▶ [INSTRUCTION]:
Reproduce the entries exactly.
= = = =
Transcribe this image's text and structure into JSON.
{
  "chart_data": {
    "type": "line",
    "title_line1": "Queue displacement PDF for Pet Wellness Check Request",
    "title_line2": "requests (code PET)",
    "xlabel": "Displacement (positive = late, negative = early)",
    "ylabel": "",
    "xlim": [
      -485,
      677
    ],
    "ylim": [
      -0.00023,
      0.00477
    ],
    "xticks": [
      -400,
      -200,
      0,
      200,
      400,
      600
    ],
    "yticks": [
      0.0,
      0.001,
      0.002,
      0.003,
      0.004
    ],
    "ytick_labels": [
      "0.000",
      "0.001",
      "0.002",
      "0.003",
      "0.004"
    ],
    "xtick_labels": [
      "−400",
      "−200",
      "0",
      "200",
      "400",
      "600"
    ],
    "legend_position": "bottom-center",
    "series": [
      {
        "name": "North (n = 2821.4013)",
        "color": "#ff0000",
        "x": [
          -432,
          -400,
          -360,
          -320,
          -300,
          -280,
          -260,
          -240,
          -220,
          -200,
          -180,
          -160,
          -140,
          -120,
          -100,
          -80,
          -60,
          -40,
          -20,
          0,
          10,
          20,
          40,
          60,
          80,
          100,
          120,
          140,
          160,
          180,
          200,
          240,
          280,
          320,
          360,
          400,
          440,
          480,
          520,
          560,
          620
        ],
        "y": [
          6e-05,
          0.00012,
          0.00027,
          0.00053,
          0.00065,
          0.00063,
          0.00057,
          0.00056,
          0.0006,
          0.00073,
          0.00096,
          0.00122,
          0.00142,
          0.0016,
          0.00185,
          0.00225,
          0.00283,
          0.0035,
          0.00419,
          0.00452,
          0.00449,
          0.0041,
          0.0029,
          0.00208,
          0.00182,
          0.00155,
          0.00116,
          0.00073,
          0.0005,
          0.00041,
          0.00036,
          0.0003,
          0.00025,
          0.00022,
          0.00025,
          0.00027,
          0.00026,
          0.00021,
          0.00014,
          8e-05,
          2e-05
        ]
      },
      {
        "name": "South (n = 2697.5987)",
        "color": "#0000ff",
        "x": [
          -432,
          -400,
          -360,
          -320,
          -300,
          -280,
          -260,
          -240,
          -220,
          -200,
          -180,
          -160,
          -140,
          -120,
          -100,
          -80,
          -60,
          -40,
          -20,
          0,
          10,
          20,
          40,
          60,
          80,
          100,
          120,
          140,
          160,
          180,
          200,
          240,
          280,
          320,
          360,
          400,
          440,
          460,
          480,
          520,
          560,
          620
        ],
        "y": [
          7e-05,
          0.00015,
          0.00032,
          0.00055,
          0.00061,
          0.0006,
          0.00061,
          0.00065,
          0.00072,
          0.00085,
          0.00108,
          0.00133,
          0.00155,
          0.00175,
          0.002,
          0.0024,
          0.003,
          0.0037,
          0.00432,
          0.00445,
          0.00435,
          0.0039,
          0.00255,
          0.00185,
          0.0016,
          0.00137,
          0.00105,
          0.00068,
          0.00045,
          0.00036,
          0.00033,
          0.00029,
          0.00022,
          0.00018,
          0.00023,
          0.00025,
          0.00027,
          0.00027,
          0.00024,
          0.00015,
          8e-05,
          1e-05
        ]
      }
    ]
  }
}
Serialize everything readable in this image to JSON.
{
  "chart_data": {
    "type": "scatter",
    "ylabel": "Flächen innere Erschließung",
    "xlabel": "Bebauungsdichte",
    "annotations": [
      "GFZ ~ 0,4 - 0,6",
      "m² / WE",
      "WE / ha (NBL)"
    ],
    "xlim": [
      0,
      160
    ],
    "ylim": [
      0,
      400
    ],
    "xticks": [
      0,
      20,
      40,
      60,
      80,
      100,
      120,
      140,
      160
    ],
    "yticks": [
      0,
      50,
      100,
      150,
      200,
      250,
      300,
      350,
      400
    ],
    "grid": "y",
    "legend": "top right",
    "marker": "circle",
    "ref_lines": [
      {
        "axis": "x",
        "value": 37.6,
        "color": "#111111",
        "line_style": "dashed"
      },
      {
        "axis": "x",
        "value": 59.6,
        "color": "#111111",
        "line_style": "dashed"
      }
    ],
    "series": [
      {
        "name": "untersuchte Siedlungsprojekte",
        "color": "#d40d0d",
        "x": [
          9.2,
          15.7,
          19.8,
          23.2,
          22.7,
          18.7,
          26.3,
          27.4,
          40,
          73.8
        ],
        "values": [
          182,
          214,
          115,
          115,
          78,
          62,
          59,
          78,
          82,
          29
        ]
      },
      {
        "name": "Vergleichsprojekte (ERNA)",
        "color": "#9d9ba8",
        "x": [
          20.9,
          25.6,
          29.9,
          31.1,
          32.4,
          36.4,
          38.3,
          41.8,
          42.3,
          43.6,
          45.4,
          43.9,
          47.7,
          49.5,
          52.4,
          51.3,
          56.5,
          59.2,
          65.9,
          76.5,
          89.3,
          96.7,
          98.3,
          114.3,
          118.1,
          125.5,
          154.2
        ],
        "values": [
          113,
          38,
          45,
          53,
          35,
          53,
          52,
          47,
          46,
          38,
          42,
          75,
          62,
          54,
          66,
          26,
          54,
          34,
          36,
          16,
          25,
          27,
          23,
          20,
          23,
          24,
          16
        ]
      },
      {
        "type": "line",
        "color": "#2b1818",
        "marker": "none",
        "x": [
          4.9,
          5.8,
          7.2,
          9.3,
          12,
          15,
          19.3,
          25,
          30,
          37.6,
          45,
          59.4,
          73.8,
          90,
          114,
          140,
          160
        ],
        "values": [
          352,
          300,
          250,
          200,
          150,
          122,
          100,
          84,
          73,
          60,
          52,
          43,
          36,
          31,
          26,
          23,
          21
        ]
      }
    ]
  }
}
= = = =
▶ [RESULT OF THE TASK]:
Transcribe this image's text and structure into JSON.
{
  "chart_data": {
    "type": "line",
    "title_line1": "Queue displacement PDF for Pet Wellness Check Request",
    "title_line2": "requests (code PET)",
    "xlabel": "Displacement (positive = late, negative = early)",
    "ylabel": "",
    "xlim": [
      -485,
      677
    ],
    "ylim": [
      -0.00023,
      0.00477
    ],
    "xticks": [
      -400,
      -200,
      0,
      200,
      400,
      600
    ],
    "yticks": [
      0.0,
      0.001,
      0.002,
      0.003,
      0.004
    ],
    "ytick_labels": [
      "0.000",
      "0.001",
      "0.002",
      "0.003",
      "0.004"
    ],
    "xtick_labels": [
      "−400",
      "−200",
      "0",
      "200",
      "400",
      "600"
    ],
    "legend_position": "bottom-center",
    "series": [
      {
        "name": "North (n = 2821.4013)",
        "color": "#ff0000",
        "x": [
          -432,
          -400,
          -360,
          -320,
          -300,
          -280,
          -260,
          -240,
          -220,
          -200,
          -180,
          -160,
          -140,
          -120,
          -100,
          -80,
          -60,
          -40,
          -20,
          0,
          10,
          20,
          40,
          60,
          80,
          100,
          120,
          140,
          160,
          180,
          200,
          240,
          280,
          320,
          360,
          400,
          440,
          480,
          520,
          560,
          620
        ],
        "y": [
          6e-05,
          0.00012,
          0.00027,
          0.00053,
          0.00065,
          0.00063,
          0.00057,
          0.00056,
          0.0006,
          0.00073,
          0.00096,
          0.00122,
          0.00142,
          0.0016,
          0.00185,
          0.00225,
          0.00283,
          0.0035,
          0.00419,
          0.00452,
          0.00449,
          0.0041,
          0.0029,
          0.00208,
          0.00182,
          0.00155,
          0.00116,
          0.00073,
          0.0005,
          0.00041,
          0.00036,
          0.0003,
          0.00025,
          0.00022,
          0.00025,
          0.00027,
          0.00026,
          0.00021,
          0.00014,
          8e-05,
          2e-05
        ]
      },
      {
        "name": "South (n = 2697.5987)",
        "color": "#0000ff",
        "x": [
          -432,
          -400,
          -360,
          -320,
          -300,
          -280,
          -260,
          -240,
          -220,
          -200,
          -180,
          -160,
          -140,
          -120,
          -100,
          -80,
          -60,
          -40,
          -20,
          0,
          10,
          20,
          40,
          60,
          80,
          100,
          120,
          140,
          160,
          180,
          200,
          240,
          280,
          320,
          360,
          400,
          440,
          460,
          480,
          520,
          560,
          620
        ],
        "y": [
          7e-05,
          0.00015,
          0.00032,
          0.00055,
          0.00061,
          0.0006,
          0.00061,
          0.00065,
          0.00072,
          0.00085,
          0.00108,
          0.00133,
          0.00155,
          0.00175,
          0.002,
          0.0024,
          0.003,
          0.0037,
          0.00432,
          0.00445,
          0.00435,
          0.0039,
          0.00255,
          0.00185,
          0.0016,
          0.00137,
          0.00105,
          0.00068,
          0.00045,
          0.00036,
          0.00033,
          0.00029,
          0.00022,
          0.00018,
          0.00023,
          0.00025,
          0.00027,
          0.00027,
          0.00024,
          0.00015,
          8e-05,
          1e-05
        ]
      }
    ]
  }
}
Serialize everything readable in this image to JSON.
{
  "chart_data": {
    "type": "scatter",
    "ylabel": "Flächen innere Erschließung",
    "xlabel": "Bebauungsdichte",
    "annotations": [
      "GFZ ~ 0,4 - 0,6",
      "m² / WE",
      "WE / ha (NBL)"
    ],
    "xlim": [
      0,
      160
    ],
    "ylim": [
      0,
      400
    ],
    "xticks": [
      0,
      20,
      40,
      60,
      80,
      100,
      120,
      140,
      160
    ],
    "yticks": [
      0,
      50,
      100,
      150,
      200,
      250,
      300,
      350,
      400
    ],
    "grid": "y",
    "legend": "top right",
    "marker": "circle",
    "ref_lines": [
      {
        "axis": "x",
        "value": 37.6,
        "color": "#111111",
        "line_style": "dashed"
      },
      {
        "axis": "x",
        "value": 59.6,
        "color": "#111111",
        "line_style": "dashed"
      }
    ],
    "series": [
      {
        "name": "untersuchte Siedlungsprojekte",
        "color": "#d40d0d",
        "x": [
          9.2,
          15.7,
          19.8,
          23.2,
          22.7,
          18.7,
          26.3,
          27.4,
          40,
          73.8
        ],
        "values": [
          182,
          214,
          115,
          115,
          78,
          62,
          59,
          78,
          82,
          29
        ]
      },
      {
        "name": "Vergleichsprojekte (ERNA)",
        "color": "#9d9ba8",
        "x": [
          20.9,
          25.6,
          29.9,
          31.1,
          32.4,
          36.4,
          38.3,
          41.8,
          42.3,
          43.6,
          45.4,
          43.9,
          47.7,
          49.5,
          52.4,
          51.3,
          56.5,
          59.2,
          65.9,
          76.5,
          89.3,
          96.7,
          98.3,
          114.3,
          118.1,
          125.5,
          154.2
        ],
        "values": [
          113,
          38,
          45,
          53,
          35,
          53,
          52,
          47,
          46,
          38,
          42,
          75,
          62,
          54,
          66,
          26,
          54,
          34,
          36,
          16,
          25,
          27,
          23,
          20,
          23,
          24,
          16
        ]
      },
      {
        "type": "line",
        "color": "#2b1818",
        "marker": "none",
        "x": [
          4.9,
          5.8,
          7.2,
          9.3,
          12,
          15,
          19.3,
          25,
          30,
          37.6,
          45,
          59.4,
          73.8,
          90,
          114,
          140,
          160
        ],
        "values": [
          352,
          300,
          250,
          200,
          150,
          122,
          100,
          84,
          73,
          60,
          52,
          43,
          36,
          31,
          26,
          23,
          21
        ]
      }
    ]
  }
}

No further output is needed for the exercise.